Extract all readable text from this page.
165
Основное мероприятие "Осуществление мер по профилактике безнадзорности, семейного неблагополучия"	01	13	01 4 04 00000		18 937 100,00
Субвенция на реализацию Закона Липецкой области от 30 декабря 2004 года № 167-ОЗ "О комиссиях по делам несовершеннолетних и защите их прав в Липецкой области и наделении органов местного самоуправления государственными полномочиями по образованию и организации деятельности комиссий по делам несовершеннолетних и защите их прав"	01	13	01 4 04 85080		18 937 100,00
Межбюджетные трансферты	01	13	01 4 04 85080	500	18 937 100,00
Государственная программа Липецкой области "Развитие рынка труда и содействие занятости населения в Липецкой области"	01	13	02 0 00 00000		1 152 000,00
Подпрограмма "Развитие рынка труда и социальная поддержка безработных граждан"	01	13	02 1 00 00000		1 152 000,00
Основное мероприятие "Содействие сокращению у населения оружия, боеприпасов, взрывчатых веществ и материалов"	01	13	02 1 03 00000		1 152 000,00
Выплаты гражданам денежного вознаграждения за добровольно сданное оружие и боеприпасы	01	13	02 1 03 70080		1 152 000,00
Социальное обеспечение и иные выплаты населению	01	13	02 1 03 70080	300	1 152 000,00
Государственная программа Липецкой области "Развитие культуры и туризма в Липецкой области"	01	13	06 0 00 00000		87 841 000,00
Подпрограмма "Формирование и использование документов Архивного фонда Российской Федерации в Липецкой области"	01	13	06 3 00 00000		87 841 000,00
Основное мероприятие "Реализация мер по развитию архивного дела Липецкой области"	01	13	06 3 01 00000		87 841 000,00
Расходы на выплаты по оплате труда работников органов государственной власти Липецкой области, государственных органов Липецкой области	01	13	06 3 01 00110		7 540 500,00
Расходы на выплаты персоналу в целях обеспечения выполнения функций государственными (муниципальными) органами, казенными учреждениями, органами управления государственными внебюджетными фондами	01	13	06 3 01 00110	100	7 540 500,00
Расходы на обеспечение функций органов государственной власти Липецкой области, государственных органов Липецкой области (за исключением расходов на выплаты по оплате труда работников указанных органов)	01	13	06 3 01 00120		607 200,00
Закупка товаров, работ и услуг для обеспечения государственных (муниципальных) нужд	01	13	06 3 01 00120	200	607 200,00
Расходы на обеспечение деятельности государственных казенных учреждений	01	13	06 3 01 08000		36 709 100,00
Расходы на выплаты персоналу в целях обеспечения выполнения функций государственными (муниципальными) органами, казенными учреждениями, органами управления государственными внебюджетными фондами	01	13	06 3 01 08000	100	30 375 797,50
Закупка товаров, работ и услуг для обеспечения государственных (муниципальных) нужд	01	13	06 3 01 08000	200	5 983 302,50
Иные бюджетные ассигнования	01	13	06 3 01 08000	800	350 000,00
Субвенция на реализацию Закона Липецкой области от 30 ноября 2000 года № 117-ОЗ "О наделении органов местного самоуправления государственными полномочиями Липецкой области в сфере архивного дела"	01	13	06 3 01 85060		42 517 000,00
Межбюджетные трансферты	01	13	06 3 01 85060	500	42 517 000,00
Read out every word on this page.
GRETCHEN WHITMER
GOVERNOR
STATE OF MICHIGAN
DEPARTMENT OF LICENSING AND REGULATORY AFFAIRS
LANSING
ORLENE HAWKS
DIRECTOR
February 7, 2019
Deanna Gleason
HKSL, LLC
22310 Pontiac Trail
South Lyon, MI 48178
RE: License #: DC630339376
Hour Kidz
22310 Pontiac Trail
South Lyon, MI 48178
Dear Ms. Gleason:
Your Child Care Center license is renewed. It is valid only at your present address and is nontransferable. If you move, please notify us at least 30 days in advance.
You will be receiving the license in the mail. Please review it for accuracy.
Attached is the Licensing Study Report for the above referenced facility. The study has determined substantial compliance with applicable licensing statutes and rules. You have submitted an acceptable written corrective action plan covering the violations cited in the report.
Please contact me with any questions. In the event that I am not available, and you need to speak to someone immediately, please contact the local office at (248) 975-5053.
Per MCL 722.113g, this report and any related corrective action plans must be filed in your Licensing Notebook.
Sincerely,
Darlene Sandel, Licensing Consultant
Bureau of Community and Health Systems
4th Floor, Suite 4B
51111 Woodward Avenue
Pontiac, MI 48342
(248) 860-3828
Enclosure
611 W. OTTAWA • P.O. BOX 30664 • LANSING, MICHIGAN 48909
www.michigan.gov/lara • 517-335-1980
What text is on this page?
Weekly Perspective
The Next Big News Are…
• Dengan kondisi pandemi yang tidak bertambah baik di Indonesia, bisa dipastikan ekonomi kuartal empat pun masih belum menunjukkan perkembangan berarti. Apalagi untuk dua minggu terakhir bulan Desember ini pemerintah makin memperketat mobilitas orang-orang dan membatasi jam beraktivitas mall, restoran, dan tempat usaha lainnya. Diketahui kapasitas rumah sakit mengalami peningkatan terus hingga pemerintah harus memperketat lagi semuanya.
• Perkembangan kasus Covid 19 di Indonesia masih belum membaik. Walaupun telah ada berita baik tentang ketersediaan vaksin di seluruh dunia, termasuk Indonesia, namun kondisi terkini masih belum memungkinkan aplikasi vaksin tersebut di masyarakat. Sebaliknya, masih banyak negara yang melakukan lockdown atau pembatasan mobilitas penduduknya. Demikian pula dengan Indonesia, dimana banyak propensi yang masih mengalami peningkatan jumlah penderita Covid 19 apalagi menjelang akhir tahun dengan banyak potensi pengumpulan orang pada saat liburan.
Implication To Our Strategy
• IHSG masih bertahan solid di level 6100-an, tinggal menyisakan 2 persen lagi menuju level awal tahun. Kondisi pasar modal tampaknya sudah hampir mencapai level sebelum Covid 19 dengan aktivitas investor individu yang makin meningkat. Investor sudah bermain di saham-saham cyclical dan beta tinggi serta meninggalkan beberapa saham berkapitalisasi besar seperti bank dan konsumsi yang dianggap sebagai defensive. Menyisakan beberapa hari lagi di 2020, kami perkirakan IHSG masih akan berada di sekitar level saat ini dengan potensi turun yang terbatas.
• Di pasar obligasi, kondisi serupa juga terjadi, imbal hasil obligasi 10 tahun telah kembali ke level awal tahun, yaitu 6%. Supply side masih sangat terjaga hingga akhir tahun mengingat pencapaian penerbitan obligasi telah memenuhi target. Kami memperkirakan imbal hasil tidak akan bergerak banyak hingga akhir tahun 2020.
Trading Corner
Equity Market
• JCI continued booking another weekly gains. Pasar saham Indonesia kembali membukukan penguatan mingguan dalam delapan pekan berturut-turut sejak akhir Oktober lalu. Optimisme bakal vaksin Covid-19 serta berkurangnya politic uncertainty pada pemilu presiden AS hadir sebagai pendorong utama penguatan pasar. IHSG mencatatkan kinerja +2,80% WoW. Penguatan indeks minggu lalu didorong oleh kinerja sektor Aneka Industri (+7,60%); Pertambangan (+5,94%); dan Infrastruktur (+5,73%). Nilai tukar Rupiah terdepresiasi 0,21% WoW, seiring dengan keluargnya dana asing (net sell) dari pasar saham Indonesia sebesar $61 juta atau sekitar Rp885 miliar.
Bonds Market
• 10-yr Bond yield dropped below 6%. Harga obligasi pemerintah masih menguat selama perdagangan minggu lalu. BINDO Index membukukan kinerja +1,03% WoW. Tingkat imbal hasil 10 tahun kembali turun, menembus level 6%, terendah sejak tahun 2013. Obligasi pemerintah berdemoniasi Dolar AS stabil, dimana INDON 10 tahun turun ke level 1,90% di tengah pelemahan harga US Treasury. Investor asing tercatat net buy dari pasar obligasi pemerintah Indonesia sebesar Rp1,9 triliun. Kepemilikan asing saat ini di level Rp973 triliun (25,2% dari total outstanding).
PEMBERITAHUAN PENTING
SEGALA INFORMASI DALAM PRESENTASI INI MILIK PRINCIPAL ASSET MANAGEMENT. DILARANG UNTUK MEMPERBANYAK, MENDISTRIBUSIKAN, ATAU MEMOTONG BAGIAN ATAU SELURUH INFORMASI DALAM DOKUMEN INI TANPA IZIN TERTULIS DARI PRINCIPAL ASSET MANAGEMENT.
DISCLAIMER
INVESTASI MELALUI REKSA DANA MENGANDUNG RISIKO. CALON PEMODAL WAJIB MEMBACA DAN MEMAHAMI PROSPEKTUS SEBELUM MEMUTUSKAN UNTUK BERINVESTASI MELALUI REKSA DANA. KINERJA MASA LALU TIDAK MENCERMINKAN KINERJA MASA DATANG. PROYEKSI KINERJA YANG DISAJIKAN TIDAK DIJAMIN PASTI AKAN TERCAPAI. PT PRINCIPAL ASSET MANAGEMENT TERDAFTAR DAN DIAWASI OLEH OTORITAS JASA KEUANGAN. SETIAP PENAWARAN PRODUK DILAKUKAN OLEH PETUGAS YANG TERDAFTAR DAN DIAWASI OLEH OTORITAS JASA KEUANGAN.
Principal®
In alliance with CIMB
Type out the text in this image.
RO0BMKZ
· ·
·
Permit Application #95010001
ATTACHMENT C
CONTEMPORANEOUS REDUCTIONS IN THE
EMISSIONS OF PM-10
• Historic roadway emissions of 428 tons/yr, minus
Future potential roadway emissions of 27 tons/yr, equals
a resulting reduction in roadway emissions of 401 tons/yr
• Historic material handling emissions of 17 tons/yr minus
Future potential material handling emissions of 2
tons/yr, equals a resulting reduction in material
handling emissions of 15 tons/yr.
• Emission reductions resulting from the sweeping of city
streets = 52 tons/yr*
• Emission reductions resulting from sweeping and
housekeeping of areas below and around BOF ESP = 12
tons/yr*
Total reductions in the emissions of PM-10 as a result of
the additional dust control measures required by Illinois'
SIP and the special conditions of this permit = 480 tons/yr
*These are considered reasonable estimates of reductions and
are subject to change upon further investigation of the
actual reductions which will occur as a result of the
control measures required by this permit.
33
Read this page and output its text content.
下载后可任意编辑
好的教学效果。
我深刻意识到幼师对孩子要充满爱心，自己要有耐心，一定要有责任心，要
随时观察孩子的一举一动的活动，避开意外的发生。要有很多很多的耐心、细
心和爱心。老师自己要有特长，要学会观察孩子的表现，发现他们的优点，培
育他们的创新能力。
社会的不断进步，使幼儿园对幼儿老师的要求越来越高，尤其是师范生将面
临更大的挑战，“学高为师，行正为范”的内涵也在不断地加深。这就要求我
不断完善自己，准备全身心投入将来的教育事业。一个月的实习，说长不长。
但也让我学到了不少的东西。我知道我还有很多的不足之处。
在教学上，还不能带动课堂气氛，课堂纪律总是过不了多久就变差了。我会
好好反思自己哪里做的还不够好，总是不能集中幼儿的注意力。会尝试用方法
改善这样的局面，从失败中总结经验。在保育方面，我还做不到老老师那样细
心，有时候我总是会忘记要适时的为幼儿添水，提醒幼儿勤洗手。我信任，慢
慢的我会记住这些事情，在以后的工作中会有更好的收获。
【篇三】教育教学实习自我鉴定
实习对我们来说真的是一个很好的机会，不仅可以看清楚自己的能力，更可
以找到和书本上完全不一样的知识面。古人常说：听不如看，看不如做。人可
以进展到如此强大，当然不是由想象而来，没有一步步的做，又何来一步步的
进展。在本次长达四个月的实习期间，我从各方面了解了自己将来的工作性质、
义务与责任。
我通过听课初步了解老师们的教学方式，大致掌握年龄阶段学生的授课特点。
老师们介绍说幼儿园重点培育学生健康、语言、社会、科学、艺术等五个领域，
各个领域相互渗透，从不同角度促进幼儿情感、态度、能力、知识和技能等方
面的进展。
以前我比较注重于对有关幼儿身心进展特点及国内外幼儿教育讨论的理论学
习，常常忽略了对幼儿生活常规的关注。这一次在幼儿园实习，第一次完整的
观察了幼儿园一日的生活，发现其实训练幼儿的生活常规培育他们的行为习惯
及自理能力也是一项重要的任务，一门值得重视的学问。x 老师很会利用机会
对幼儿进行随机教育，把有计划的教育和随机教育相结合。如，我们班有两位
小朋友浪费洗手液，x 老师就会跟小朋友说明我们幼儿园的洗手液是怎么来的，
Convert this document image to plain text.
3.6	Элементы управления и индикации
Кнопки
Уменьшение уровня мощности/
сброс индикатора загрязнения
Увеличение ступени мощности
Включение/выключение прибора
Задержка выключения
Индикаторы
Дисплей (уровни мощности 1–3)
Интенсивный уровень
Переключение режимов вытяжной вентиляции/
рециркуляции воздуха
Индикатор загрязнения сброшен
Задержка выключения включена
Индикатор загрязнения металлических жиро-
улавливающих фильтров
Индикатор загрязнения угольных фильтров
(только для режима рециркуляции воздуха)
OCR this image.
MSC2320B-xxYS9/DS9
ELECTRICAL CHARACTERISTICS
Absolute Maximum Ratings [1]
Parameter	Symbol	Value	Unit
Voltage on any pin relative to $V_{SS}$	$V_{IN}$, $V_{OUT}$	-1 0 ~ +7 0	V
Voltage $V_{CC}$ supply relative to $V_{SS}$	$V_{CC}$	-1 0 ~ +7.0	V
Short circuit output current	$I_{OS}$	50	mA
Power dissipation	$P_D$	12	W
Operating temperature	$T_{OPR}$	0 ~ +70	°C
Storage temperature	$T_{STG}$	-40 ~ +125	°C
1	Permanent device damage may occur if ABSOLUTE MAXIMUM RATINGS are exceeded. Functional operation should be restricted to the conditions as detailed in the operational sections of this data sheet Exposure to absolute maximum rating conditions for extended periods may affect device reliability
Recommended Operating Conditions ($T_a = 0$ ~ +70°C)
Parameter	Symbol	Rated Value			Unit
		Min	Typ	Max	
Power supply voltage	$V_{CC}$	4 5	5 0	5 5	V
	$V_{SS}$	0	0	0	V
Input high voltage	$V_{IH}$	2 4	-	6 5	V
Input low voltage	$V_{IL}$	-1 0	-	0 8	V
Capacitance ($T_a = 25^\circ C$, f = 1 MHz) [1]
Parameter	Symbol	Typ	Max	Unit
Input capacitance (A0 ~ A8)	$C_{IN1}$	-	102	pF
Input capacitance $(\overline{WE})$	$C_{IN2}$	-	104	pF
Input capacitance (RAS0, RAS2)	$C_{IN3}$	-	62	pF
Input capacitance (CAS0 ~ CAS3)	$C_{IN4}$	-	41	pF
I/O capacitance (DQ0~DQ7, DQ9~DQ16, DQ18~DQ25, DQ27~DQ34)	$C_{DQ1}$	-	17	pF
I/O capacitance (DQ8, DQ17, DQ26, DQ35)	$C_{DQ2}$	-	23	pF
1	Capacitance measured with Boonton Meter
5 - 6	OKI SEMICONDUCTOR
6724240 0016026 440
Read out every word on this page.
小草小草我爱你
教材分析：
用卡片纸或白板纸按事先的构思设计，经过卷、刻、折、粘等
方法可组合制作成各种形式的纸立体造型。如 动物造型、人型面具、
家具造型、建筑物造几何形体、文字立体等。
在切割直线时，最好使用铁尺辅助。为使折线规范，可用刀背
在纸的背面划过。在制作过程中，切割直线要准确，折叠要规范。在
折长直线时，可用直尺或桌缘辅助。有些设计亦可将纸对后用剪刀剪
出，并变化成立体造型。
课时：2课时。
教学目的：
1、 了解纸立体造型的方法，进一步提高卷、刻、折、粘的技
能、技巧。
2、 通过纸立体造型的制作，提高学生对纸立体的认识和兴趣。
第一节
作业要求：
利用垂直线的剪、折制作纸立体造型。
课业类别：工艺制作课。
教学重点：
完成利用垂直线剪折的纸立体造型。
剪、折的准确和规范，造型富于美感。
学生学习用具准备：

— Stated goal —
Select every line of the records holding the string "from".

— The output —
Extract all readable text from this page.
• Emission reductions resulting from the sweeping of city
• Emission reductions resulting from sweeping and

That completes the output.